→ Goal:
Look through the data below. Collect every line where the word "name" occurs.

→ Dataset extract:

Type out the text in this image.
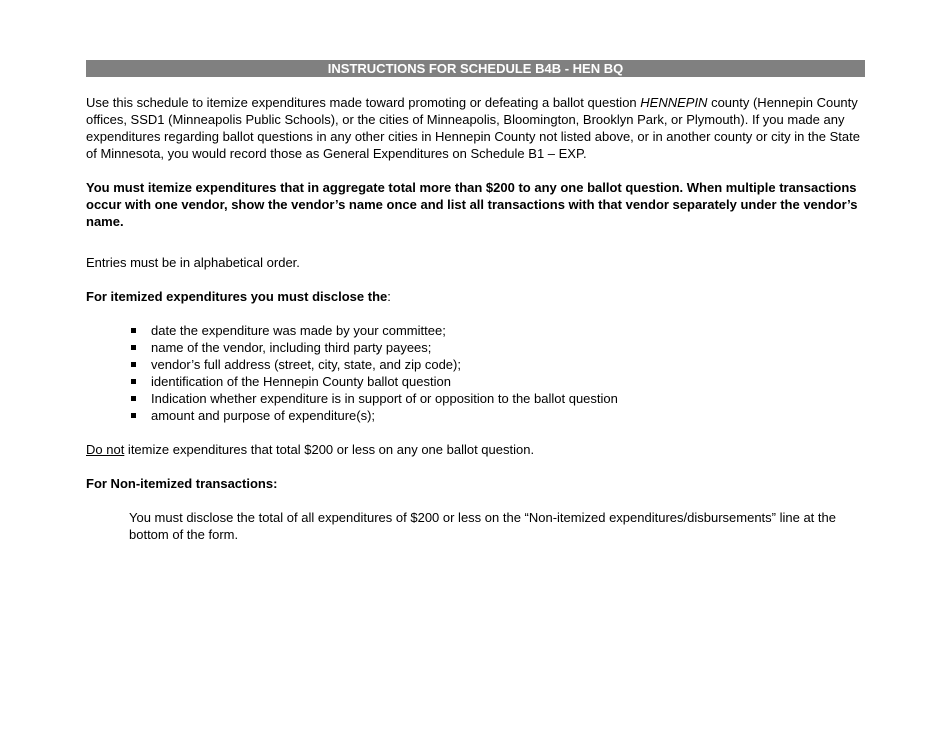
INSTRUCTIONS FOR SCHEDULE B4B - HEN BQ

Use this schedule to itemize expenditures made toward promoting or defeating a ballot question HENNEPIN county (Hennepin County offices, SSD1 (Minneapolis Public Schools), or the cities of Minneapolis, Bloomington, Brooklyn Park, or Plymouth). If you made any expenditures regarding ballot questions in any other cities in Hennepin County not listed above, or in another county or city in the State of Minnesota, you would record those as General Expenditures on Schedule B1 – EXP.

You must itemize expenditures that in aggregate total more than $200 to any one ballot question. When multiple transactions occur with one vendor, show the vendor’s name once and list all transactions with that vendor separately under the vendor’s name.

Entries must be in alphabetical order.

For itemized expenditures you must disclose the:

date the expenditure was made by your committee;
name of the vendor, including third party payees;
vendor’s full address (street, city, state, and zip code);
identification of the Hennepin County ballot question
Indication whether expenditure is in support of or opposition to the ballot question
amount and purpose of expenditure(s);

Do not itemize expenditures that total $200 or less on any one ballot question.

For Non-itemized transactions:

You must disclose the total of all expenditures of $200 or less on the “Non-itemized expenditures/disbursements” line at the bottom of the form.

→ Exercise answer:
You must itemize expenditures that in aggregate total more than $200 to any one ballot question. When multiple transactions occur with one vendor, show the vendor’s name once and list all transactions with that vendor separately under the vendor’s name.
name of the vendor, including third party payees;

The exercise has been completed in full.